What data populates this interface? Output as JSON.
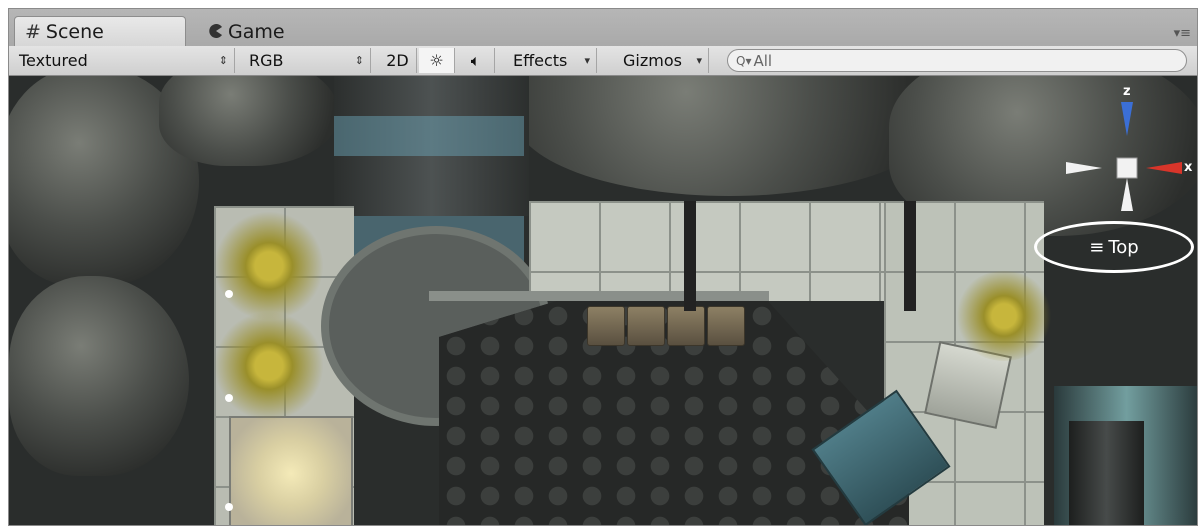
{
  "tabs": [
    {
      "label": "Scene",
      "icon": "grid-hash-icon",
      "active": true
    },
    {
      "label": "Game",
      "icon": "pacman-icon",
      "active": false
    }
  ],
  "toolbar": {
    "draw_mode": "Textured",
    "render_mode": "RGB",
    "toggle_2d": "2D",
    "lighting_icon": "sun-icon",
    "audio_icon": "speaker-icon",
    "effects": "Effects",
    "gizmos": "Gizmos",
    "search_prefix": "Q▾",
    "search_value": "All"
  },
  "gizmo": {
    "y_axis_label": "z",
    "x_axis_label": "x",
    "view_label": "Top",
    "colors": {
      "z_axis": "#3b6fd6",
      "x_axis": "#d8352a",
      "neutral": "#ffffff"
    }
  }
}
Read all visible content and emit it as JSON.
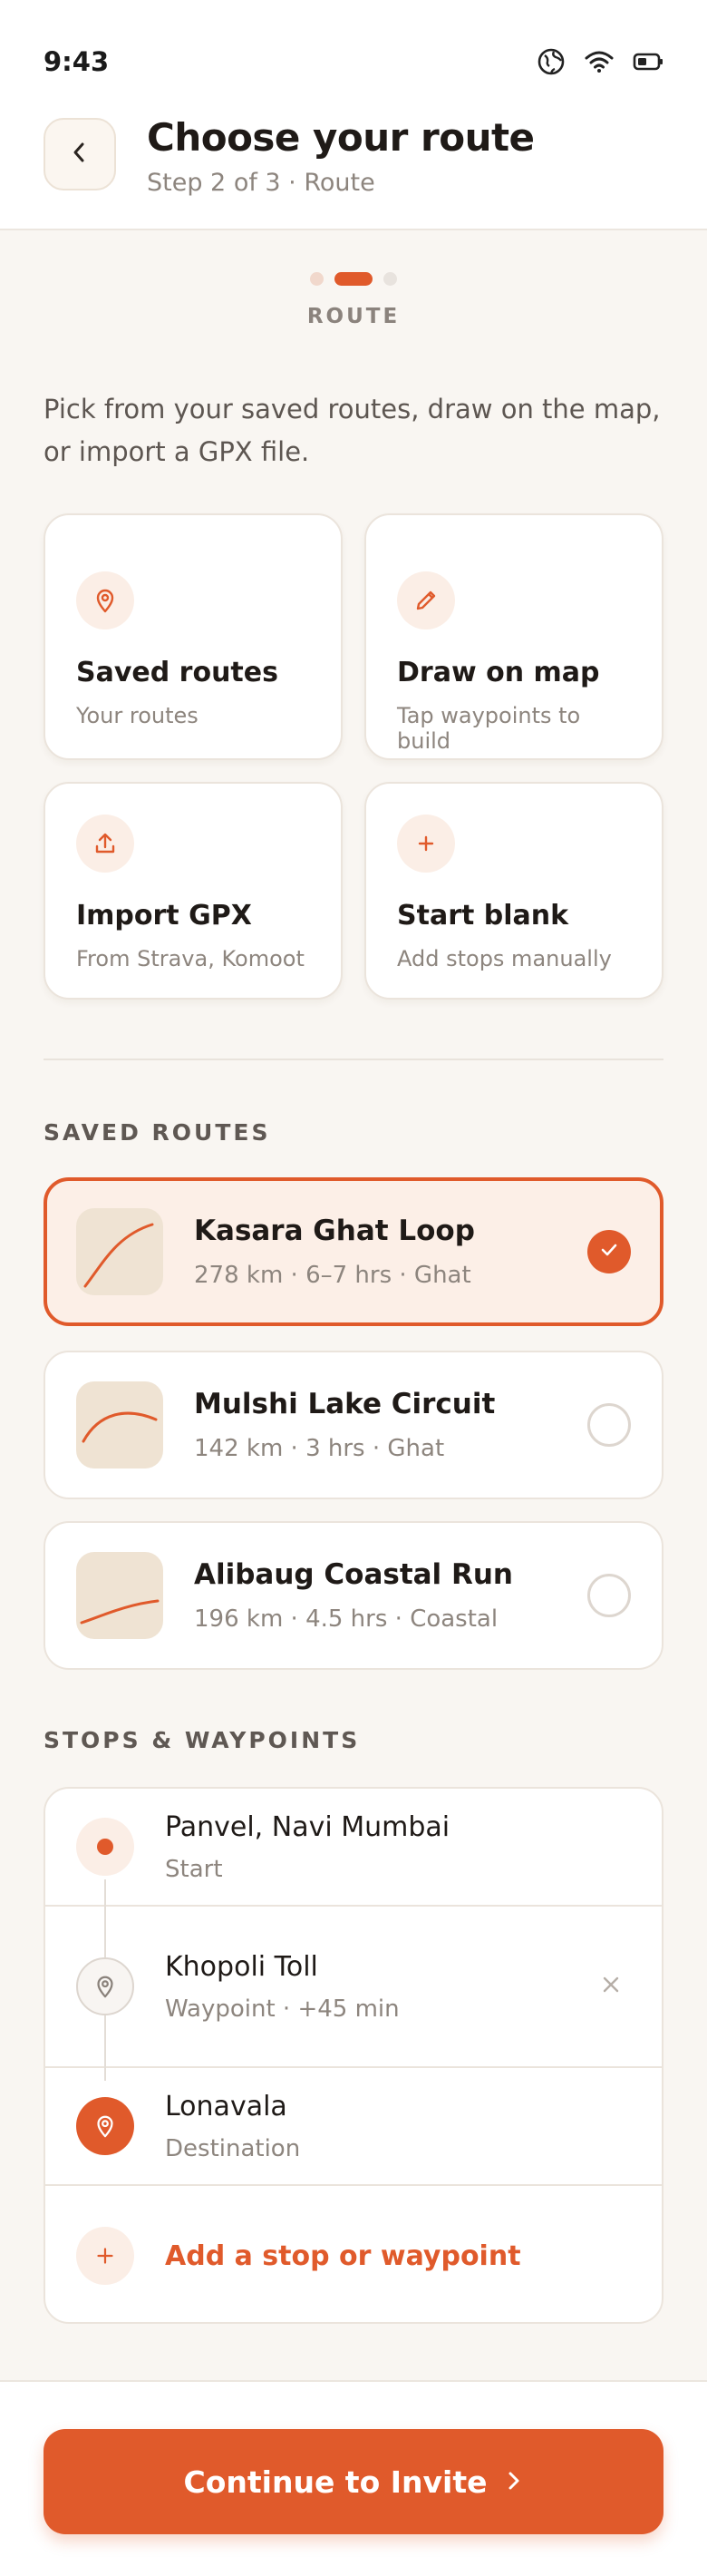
{
  "status_bar": {
    "time": "9:43",
    "icons": [
      "globe-icon",
      "wifi-icon",
      "battery-icon"
    ]
  },
  "header": {
    "back_icon": "chevron-left-icon",
    "title": "Choose your route",
    "subtitle": "Step 2 of 3 · Route"
  },
  "stepper": {
    "total_steps": 3,
    "current_step": 2,
    "label": "ROUTE"
  },
  "intro": "Pick from your saved routes, draw on the map, or import a GPX file.",
  "options": [
    {
      "icon": "map-pin-icon",
      "title": "Saved routes",
      "desc": "Your routes"
    },
    {
      "icon": "pencil-icon",
      "title": "Draw on map",
      "desc": "Tap waypoints to build"
    },
    {
      "icon": "upload-icon",
      "title": "Import GPX",
      "desc": "From Strava, Komoot"
    },
    {
      "icon": "plus-icon",
      "title": "Start blank",
      "desc": "Add stops manually"
    }
  ],
  "saved_routes": {
    "heading": "SAVED ROUTES",
    "items": [
      {
        "name": "Kasara Ghat Loop",
        "meta": "278 km · 6–7 hrs · Ghat",
        "selected": true
      },
      {
        "name": "Mulshi Lake Circuit",
        "meta": "142 km · 3 hrs · Ghat",
        "selected": false
      },
      {
        "name": "Alibaug Coastal Run",
        "meta": "196 km · 4.5 hrs · Coastal",
        "selected": false
      }
    ]
  },
  "stops": {
    "heading": "STOPS & WAYPOINTS",
    "items": [
      {
        "name": "Panvel, Navi Mumbai",
        "sub": "Start",
        "kind": "start"
      },
      {
        "name": "Khopoli Toll",
        "sub": "Waypoint · +45 min",
        "kind": "waypoint",
        "removable": true
      },
      {
        "name": "Lonavala",
        "sub": "Destination",
        "kind": "destination"
      }
    ],
    "add_label": "Add a stop or waypoint"
  },
  "cta": {
    "label": "Continue to Invite",
    "icon": "chevron-right-icon"
  },
  "colors": {
    "accent": "#e05a2b",
    "accent_soft": "#fbeee6",
    "background": "#f9f6f2",
    "thumb_bg": "#efe3d3"
  }
}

***

__Given exercise__
Your copy should repeat each entry above exactly but contain no pictures.

__Written answer__
What data populates this interface? Output as JSON.
{
  "tabs": [
    {
      "label": "Scene",
      "icon": "grid-hash-icon",
      "active": true
    },
    {
      "label": "Game",
      "icon": "pacman-icon",
      "active": false
    }
  ],
  "toolbar": {
    "draw_mode": "Textured",
    "render_mode": "RGB",
    "toggle_2d": "2D",
    "lighting_icon": "sun-icon",
    "audio_icon": "speaker-icon",
    "effects": "Effects",
    "gizmos": "Gizmos",
    "search_prefix": "Q▾",
    "search_value": "All"
  },
  "gizmo": {
    "y_axis_label": "z",
    "x_axis_label": "x",
    "view_label": "Top",
    "colors": {
      "z_axis": "#3b6fd6",
      "x_axis": "#d8352a",
      "neutral": "#ffffff"
    }
  }
}
Read all visible content and emit it as JSON.
{
  "status_bar": {
    "time": "9:43",
    "icons": [
      "globe-icon",
      "wifi-icon",
      "battery-icon"
    ]
  },
  "header": {
    "back_icon": "chevron-left-icon",
    "title": "Choose your route",
    "subtitle": "Step 2 of 3 · Route"
  },
  "stepper": {
    "total_steps": 3,
    "current_step": 2,
    "label": "ROUTE"
  },
  "intro": "Pick from your saved routes, draw on the map, or import a GPX file.",
  "options": [
    {
      "icon": "map-pin-icon",
      "title": "Saved routes",
      "desc": "Your routes"
    },
    {
      "icon": "pencil-icon",
      "title": "Draw on map",
      "desc": "Tap waypoints to build"
    },
    {
      "icon": "upload-icon",
      "title": "Import GPX",
      "desc": "From Strava, Komoot"
    },
    {
      "icon": "plus-icon",
      "title": "Start blank",
      "desc": "Add stops manually"
    }
  ],
  "saved_routes": {
    "heading": "SAVED ROUTES",
    "items": [
      {
        "name": "Kasara Ghat Loop",
        "meta": "278 km · 6–7 hrs · Ghat",
        "selected": true
      },
      {
        "name": "Mulshi Lake Circuit",
        "meta": "142 km · 3 hrs · Ghat",
        "selected": false
      },
      {
        "name": "Alibaug Coastal Run",
        "meta": "196 km · 4.5 hrs · Coastal",
        "selected": false
      }
    ]
  },
  "stops": {
    "heading": "STOPS & WAYPOINTS",
    "items": [
      {
        "name": "Panvel, Navi Mumbai",
        "sub": "Start",
        "kind": "start"
      },
      {
        "name": "Khopoli Toll",
        "sub": "Waypoint · +45 min",
        "kind": "waypoint",
        "removable": true
      },
      {
        "name": "Lonavala",
        "sub": "Destination",
        "kind": "destination"
      }
    ],
    "add_label": "Add a stop or waypoint"
  },
  "cta": {
    "label": "Continue to Invite",
    "icon": "chevron-right-icon"
  },
  "colors": {
    "accent": "#e05a2b",
    "accent_soft": "#fbeee6",
    "background": "#f9f6f2",
    "thumb_bg": "#efe3d3"
  }
}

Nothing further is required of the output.